- **Task statement**
Each entry should be quoted word for word, including every mark of punctuation.

═════ Listing ═════

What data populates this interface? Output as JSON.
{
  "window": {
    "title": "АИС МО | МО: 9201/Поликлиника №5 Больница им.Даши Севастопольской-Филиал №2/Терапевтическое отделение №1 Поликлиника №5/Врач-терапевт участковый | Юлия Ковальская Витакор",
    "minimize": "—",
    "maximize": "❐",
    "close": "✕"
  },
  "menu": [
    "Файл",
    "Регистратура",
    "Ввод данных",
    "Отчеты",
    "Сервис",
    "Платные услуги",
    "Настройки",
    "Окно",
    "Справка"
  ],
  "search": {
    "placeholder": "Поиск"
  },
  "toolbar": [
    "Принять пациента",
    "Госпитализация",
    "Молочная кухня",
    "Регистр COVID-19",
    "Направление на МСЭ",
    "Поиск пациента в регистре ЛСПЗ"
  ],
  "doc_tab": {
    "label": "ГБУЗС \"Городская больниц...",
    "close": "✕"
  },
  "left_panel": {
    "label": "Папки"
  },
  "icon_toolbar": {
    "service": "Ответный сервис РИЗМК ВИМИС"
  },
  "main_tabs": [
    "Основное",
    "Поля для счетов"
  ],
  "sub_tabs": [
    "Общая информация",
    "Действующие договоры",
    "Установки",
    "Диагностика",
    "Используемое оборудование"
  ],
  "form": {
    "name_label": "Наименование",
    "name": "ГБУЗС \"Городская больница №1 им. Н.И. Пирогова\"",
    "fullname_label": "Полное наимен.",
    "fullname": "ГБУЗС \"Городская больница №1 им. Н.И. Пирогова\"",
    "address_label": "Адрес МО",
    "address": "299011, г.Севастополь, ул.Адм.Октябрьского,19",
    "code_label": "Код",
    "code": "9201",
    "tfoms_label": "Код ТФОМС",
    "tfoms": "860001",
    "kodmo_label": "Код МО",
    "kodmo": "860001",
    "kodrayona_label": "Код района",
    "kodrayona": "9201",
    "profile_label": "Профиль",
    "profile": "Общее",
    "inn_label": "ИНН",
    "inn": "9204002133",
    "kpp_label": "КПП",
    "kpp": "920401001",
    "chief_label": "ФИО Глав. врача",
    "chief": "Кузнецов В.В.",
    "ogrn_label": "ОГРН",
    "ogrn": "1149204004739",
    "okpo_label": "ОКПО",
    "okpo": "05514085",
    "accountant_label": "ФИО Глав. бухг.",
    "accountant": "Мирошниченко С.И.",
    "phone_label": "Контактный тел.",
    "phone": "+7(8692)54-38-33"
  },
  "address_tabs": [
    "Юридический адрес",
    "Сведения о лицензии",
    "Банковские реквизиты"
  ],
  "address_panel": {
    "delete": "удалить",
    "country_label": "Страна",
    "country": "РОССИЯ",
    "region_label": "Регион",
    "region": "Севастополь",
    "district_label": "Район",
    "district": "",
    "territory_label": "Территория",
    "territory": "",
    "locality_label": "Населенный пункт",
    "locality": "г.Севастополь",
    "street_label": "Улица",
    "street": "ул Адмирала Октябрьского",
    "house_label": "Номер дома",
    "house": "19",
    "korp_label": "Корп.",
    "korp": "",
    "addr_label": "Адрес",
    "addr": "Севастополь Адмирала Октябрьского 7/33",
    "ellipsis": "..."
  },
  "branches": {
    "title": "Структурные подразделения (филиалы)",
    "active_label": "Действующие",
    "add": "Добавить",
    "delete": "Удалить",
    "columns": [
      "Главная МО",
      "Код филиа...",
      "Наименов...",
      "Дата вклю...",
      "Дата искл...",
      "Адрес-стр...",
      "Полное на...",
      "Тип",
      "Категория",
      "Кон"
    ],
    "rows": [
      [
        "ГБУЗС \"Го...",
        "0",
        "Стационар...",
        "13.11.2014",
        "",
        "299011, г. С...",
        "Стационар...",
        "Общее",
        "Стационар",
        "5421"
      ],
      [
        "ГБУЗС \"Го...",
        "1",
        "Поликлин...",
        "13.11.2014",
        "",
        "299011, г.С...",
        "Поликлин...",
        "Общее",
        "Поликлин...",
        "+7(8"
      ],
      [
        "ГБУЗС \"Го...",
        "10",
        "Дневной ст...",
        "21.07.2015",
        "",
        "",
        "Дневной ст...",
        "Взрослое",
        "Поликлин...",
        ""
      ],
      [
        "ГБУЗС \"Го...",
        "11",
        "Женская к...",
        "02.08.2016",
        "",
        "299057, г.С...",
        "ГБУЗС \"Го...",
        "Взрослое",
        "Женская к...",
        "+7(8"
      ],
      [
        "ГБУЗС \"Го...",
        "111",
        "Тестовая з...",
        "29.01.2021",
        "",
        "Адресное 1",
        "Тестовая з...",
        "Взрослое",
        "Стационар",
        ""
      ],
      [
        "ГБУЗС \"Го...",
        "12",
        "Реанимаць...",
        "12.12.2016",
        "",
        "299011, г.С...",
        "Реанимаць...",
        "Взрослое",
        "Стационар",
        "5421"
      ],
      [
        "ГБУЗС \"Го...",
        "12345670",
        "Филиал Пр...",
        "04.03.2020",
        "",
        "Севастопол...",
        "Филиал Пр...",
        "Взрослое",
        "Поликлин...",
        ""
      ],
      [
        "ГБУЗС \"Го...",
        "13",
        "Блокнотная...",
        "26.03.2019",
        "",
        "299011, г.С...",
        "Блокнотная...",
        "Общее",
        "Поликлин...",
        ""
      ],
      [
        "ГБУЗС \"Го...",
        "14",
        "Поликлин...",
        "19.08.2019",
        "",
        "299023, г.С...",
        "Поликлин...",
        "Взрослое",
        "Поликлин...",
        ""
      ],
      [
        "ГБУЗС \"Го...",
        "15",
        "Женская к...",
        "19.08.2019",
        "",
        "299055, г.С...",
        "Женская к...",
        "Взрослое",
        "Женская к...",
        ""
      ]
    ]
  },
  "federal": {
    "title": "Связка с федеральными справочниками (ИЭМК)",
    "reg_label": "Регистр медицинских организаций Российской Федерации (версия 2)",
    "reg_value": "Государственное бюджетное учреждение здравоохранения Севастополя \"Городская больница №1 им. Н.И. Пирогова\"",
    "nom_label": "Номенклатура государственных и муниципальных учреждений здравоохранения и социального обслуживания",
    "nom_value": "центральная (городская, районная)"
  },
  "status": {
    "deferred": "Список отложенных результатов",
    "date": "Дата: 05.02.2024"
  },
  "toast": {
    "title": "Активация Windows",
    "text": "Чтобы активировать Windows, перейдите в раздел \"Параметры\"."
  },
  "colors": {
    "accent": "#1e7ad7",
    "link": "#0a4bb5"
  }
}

═════

- **Response below**
What data populates this interface? Output as JSON.
{
  "window": {
    "title": "АИС МО | МО: 9201/Поликлиника №5 Больница им.Даши Севастопольской-Филиал №2/Терапевтическое отделение №1 Поликлиника №5/Врач-терапевт участковый | Юлия Ковальская Витакор",
    "minimize": "—",
    "maximize": "❐",
    "close": "✕"
  },
  "menu": [
    "Файл",
    "Регистратура",
    "Ввод данных",
    "Отчеты",
    "Сервис",
    "Платные услуги",
    "Настройки",
    "Окно",
    "Справка"
  ],
  "search": {
    "placeholder": "Поиск"
  },
  "toolbar": [
    "Принять пациента",
    "Госпитализация",
    "Молочная кухня",
    "Регистр COVID-19",
    "Направление на МСЭ",
    "Поиск пациента в регистре ЛСПЗ"
  ],
  "doc_tab": {
    "label": "ГБУЗС \"Городская больниц...",
    "close": "✕"
  },
  "left_panel": {
    "label": "Папки"
  },
  "icon_toolbar": {
    "service": "Ответный сервис РИЗМК ВИМИС"
  },
  "main_tabs": [
    "Основное",
    "Поля для счетов"
  ],
  "sub_tabs": [
    "Общая информация",
    "Действующие договоры",
    "Установки",
    "Диагностика",
    "Используемое оборудование"
  ],
  "form": {
    "name_label": "Наименование",
    "name": "ГБУЗС \"Городская больница №1 им. Н.И. Пирогова\"",
    "fullname_label": "Полное наимен.",
    "fullname": "ГБУЗС \"Городская больница №1 им. Н.И. Пирогова\"",
    "address_label": "Адрес МО",
    "address": "299011, г.Севастополь, ул.Адм.Октябрьского,19",
    "code_label": "Код",
    "code": "9201",
    "tfoms_label": "Код ТФОМС",
    "tfoms": "860001",
    "kodmo_label": "Код МО",
    "kodmo": "860001",
    "kodrayona_label": "Код района",
    "kodrayona": "9201",
    "profile_label": "Профиль",
    "profile": "Общее",
    "inn_label": "ИНН",
    "inn": "9204002133",
    "kpp_label": "КПП",
    "kpp": "920401001",
    "chief_label": "ФИО Глав. врача",
    "chief": "Кузнецов В.В.",
    "ogrn_label": "ОГРН",
    "ogrn": "1149204004739",
    "okpo_label": "ОКПО",
    "okpo": "05514085",
    "accountant_label": "ФИО Глав. бухг.",
    "accountant": "Мирошниченко С.И.",
    "phone_label": "Контактный тел.",
    "phone": "+7(8692)54-38-33"
  },
  "address_tabs": [
    "Юридический адрес",
    "Сведения о лицензии",
    "Банковские реквизиты"
  ],
  "address_panel": {
    "delete": "удалить",
    "country_label": "Страна",
    "country": "РОССИЯ",
    "region_label": "Регион",
    "region": "Севастополь",
    "district_label": "Район",
    "district": "",
    "territory_label": "Территория",
    "territory": "",
    "locality_label": "Населенный пункт",
    "locality": "г.Севастополь",
    "street_label": "Улица",
    "street": "ул Адмирала Октябрьского",
    "house_label": "Номер дома",
    "house": "19",
    "korp_label": "Корп.",
    "korp": "",
    "addr_label": "Адрес",
    "addr": "Севастополь Адмирала Октябрьского 7/33",
    "ellipsis": "..."
  },
  "branches": {
    "title": "Структурные подразделения (филиалы)",
    "active_label": "Действующие",
    "add": "Добавить",
    "delete": "Удалить",
    "columns": [
      "Главная МО",
      "Код филиа...",
      "Наименов...",
      "Дата вклю...",
      "Дата искл...",
      "Адрес-стр...",
      "Полное на...",
      "Тип",
      "Категория",
      "Кон"
    ],
    "rows": [
      [
        "ГБУЗС \"Го...",
        "0",
        "Стационар...",
        "13.11.2014",
        "",
        "299011, г. С...",
        "Стационар...",
        "Общее",
        "Стационар",
        "5421"
      ],
      [
        "ГБУЗС \"Го...",
        "1",
        "Поликлин...",
        "13.11.2014",
        "",
        "299011, г.С...",
        "Поликлин...",
        "Общее",
        "Поликлин...",
        "+7(8"
      ],
      [
        "ГБУЗС \"Го...",
        "10",
        "Дневной ст...",
        "21.07.2015",
        "",
        "",
        "Дневной ст...",
        "Взрослое",
        "Поликлин...",
        ""
      ],
      [
        "ГБУЗС \"Го...",
        "11",
        "Женская к...",
        "02.08.2016",
        "",
        "299057, г.С...",
        "ГБУЗС \"Го...",
        "Взрослое",
        "Женская к...",
        "+7(8"
      ],
      [
        "ГБУЗС \"Го...",
        "111",
        "Тестовая з...",
        "29.01.2021",
        "",
        "Адресное 1",
        "Тестовая з...",
        "Взрослое",
        "Стационар",
        ""
      ],
      [
        "ГБУЗС \"Го...",
        "12",
        "Реанимаць...",
        "12.12.2016",
        "",
        "299011, г.С...",
        "Реанимаць...",
        "Взрослое",
        "Стационар",
        "5421"
      ],
      [
        "ГБУЗС \"Го...",
        "12345670",
        "Филиал Пр...",
        "04.03.2020",
        "",
        "Севастопол...",
        "Филиал Пр...",
        "Взрослое",
        "Поликлин...",
        ""
      ],
      [
        "ГБУЗС \"Го...",
        "13",
        "Блокнотная...",
        "26.03.2019",
        "",
        "299011, г.С...",
        "Блокнотная...",
        "Общее",
        "Поликлин...",
        ""
      ],
      [
        "ГБУЗС \"Го...",
        "14",
        "Поликлин...",
        "19.08.2019",
        "",
        "299023, г.С...",
        "Поликлин...",
        "Взрослое",
        "Поликлин...",
        ""
      ],
      [
        "ГБУЗС \"Го...",
        "15",
        "Женская к...",
        "19.08.2019",
        "",
        "299055, г.С...",
        "Женская к...",
        "Взрослое",
        "Женская к...",
        ""
      ]
    ]
  },
  "federal": {
    "title": "Связка с федеральными справочниками (ИЭМК)",
    "reg_label": "Регистр медицинских организаций Российской Федерации (версия 2)",
    "reg_value": "Государственное бюджетное учреждение здравоохранения Севастополя \"Городская больница №1 им. Н.И. Пирогова\"",
    "nom_label": "Номенклатура государственных и муниципальных учреждений здравоохранения и социального обслуживания",
    "nom_value": "центральная (городская, районная)"
  },
  "status": {
    "deferred": "Список отложенных результатов",
    "date": "Дата: 05.02.2024"
  },
  "toast": {
    "title": "Активация Windows",
    "text": "Чтобы активировать Windows, перейдите в раздел \"Параметры\"."
  },
  "colors": {
    "accent": "#1e7ad7",
    "link": "#0a4bb5"
  }
}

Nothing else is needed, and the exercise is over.